> WORK TO COMPLETE
1) Translate this sentence from the paper summary into Spanish: "It offers the first finite-sample bounds for RAS estimators with RKHS regularization and compares their assumptions with alternative kernel-based estimation approaches."
2) Reproduce the part of the paper summary starting with "It offers the" and going on through "kernel adversarial estimators.".

> QUOTED PASSAGE

□ □ □ □ □

Source-Condition Analysis of Kernel Adversarial Estimators

TL;DR

This paper introduces a new analysis of Regularized Adversarial Stabilized estimators using RKHS, providing finite-sample bounds and comparing assumptions with other kernel-based methods in the context of ill-posed inverse problems.

Contribution

It offers the first finite-sample bounds for RAS estimators with RKHS regularization and compares their assumptions with alternative kernel-based estimation approaches.

Findings

Finite-sample bounds for weak error and RMSE established.

Comparison of assumptions with $ ext{L}^2$-penalized RAS and Kernel Maximal Moment estimators.

Enhanced understanding of source conditions for kernel adversarial estimators.

□ □ □ □ □

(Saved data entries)
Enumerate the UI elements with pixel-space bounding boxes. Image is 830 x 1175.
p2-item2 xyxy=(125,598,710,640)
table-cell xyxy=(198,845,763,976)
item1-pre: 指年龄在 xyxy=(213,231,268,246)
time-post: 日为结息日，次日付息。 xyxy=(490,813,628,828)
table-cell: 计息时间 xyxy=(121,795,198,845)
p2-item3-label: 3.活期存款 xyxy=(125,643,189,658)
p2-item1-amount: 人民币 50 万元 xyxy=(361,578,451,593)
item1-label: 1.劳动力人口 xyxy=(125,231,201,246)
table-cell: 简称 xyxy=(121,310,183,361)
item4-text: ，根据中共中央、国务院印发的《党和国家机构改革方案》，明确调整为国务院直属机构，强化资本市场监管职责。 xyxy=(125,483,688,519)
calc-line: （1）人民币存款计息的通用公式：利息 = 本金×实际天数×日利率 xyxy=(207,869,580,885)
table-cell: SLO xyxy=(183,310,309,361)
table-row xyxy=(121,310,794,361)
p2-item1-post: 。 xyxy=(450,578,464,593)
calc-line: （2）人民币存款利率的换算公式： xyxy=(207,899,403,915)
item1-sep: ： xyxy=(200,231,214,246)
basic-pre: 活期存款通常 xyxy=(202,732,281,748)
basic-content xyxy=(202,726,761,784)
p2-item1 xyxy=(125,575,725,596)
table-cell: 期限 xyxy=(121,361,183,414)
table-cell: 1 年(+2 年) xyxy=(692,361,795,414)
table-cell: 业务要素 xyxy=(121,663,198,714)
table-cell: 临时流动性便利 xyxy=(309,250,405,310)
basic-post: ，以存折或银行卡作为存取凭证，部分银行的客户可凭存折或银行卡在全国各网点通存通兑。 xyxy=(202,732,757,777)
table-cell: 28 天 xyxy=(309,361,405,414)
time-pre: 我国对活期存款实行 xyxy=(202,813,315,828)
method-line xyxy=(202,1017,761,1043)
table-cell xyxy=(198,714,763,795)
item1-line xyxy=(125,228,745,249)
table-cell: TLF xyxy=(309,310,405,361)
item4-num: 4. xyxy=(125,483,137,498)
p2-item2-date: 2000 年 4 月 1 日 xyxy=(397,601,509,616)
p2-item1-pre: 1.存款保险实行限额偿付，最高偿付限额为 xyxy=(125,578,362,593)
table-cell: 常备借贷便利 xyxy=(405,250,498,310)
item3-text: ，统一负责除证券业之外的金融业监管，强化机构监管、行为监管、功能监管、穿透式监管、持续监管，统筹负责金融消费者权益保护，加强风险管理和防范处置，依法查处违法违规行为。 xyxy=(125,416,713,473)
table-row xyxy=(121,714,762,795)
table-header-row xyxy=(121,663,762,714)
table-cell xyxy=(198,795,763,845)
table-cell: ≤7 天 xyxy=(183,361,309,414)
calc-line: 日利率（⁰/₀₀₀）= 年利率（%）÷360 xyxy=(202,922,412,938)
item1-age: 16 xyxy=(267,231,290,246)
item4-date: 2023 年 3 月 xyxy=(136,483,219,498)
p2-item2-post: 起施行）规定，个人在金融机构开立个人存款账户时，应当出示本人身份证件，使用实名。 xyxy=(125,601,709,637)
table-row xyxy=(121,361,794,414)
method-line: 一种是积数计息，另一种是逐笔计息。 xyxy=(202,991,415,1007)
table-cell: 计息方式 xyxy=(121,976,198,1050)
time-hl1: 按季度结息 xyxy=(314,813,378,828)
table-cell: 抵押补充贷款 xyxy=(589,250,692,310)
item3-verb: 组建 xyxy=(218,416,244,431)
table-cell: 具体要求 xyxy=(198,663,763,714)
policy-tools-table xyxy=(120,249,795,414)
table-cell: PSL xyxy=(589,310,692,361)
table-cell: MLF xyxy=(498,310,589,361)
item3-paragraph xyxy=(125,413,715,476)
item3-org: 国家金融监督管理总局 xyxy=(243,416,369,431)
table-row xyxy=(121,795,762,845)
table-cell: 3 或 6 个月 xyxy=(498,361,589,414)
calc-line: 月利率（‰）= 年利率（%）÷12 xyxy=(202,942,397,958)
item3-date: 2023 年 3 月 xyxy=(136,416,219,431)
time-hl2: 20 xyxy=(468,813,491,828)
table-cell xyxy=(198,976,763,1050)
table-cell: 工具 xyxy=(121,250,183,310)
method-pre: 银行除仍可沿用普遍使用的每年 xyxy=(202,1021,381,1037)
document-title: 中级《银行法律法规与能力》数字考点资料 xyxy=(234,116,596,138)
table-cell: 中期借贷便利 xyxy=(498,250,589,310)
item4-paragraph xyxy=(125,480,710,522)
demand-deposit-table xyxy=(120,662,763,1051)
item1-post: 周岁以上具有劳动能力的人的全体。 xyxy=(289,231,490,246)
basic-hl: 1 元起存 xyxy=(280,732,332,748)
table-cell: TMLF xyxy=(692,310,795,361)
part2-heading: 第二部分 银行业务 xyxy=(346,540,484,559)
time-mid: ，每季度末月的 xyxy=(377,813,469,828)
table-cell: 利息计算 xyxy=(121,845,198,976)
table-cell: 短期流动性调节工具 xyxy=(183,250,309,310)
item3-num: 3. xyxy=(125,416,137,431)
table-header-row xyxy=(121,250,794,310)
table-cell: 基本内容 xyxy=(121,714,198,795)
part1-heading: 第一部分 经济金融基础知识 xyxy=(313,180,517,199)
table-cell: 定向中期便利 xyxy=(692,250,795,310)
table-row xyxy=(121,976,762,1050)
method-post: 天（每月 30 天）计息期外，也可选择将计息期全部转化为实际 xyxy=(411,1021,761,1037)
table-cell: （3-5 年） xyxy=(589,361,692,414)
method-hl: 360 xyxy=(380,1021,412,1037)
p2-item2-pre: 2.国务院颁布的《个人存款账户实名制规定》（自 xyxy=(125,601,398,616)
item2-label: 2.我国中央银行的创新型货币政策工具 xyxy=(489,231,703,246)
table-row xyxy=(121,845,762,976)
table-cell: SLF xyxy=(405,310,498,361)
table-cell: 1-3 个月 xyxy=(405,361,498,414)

□ □ □ □ □

> OUTPUTS FOR THE TASKS
1) Ofrece las primeras cotas de muestra finita para los estimadores RAS con regularización RKHS y compara sus supuestos con enfoques alternativos de estimación basados en kernels.

2)
It offers the first finite-sample bounds for RAS estimators with RKHS regularization and compares their assumptions with alternative kernel-based estimation approaches.

Findings

Finite-sample bounds for weak error and RMSE established.

Comparison of assumptions with $ ext{L}^2$-penalized RAS and Kernel Maximal Moment estimators.

Enhanced understanding of source conditions for kernel adversarial estimators.